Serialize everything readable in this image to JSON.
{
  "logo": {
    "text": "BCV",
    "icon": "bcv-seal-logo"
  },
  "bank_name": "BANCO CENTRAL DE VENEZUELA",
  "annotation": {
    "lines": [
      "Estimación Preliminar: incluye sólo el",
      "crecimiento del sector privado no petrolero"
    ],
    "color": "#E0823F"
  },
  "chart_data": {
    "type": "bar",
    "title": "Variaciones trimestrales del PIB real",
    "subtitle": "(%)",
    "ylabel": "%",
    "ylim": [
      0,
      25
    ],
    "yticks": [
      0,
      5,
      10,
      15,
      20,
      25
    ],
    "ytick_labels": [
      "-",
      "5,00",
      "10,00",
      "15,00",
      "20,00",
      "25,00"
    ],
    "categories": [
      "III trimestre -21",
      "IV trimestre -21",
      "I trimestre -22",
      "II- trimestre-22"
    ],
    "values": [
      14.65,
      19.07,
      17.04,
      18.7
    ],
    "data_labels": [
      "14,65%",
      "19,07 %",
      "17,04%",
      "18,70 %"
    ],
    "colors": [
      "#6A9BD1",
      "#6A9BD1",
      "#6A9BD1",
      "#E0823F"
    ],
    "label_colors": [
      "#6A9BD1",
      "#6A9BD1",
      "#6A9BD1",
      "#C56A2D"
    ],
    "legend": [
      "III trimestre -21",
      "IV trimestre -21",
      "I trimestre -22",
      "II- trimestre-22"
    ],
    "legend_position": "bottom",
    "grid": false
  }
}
----------------
TASK STATEMENT -
Exactly as written above, please repeat the entries.

FULL OUTPUT -
Serialize everything readable in this image to JSON.
{
  "logo": {
    "text": "BCV",
    "icon": "bcv-seal-logo"
  },
  "bank_name": "BANCO CENTRAL DE VENEZUELA",
  "annotation": {
    "lines": [
      "Estimación Preliminar: incluye sólo el",
      "crecimiento del sector privado no petrolero"
    ],
    "color": "#E0823F"
  },
  "chart_data": {
    "type": "bar",
    "title": "Variaciones trimestrales del PIB real",
    "subtitle": "(%)",
    "ylabel": "%",
    "ylim": [
      0,
      25
    ],
    "yticks": [
      0,
      5,
      10,
      15,
      20,
      25
    ],
    "ytick_labels": [
      "-",
      "5,00",
      "10,00",
      "15,00",
      "20,00",
      "25,00"
    ],
    "categories": [
      "III trimestre -21",
      "IV trimestre -21",
      "I trimestre -22",
      "II- trimestre-22"
    ],
    "values": [
      14.65,
      19.07,
      17.04,
      18.7
    ],
    "data_labels": [
      "14,65%",
      "19,07 %",
      "17,04%",
      "18,70 %"
    ],
    "colors": [
      "#6A9BD1",
      "#6A9BD1",
      "#6A9BD1",
      "#E0823F"
    ],
    "label_colors": [
      "#6A9BD1",
      "#6A9BD1",
      "#6A9BD1",
      "#C56A2D"
    ],
    "legend": [
      "III trimestre -21",
      "IV trimestre -21",
      "I trimestre -22",
      "II- trimestre-22"
    ],
    "legend_position": "bottom",
    "grid": false
  }
}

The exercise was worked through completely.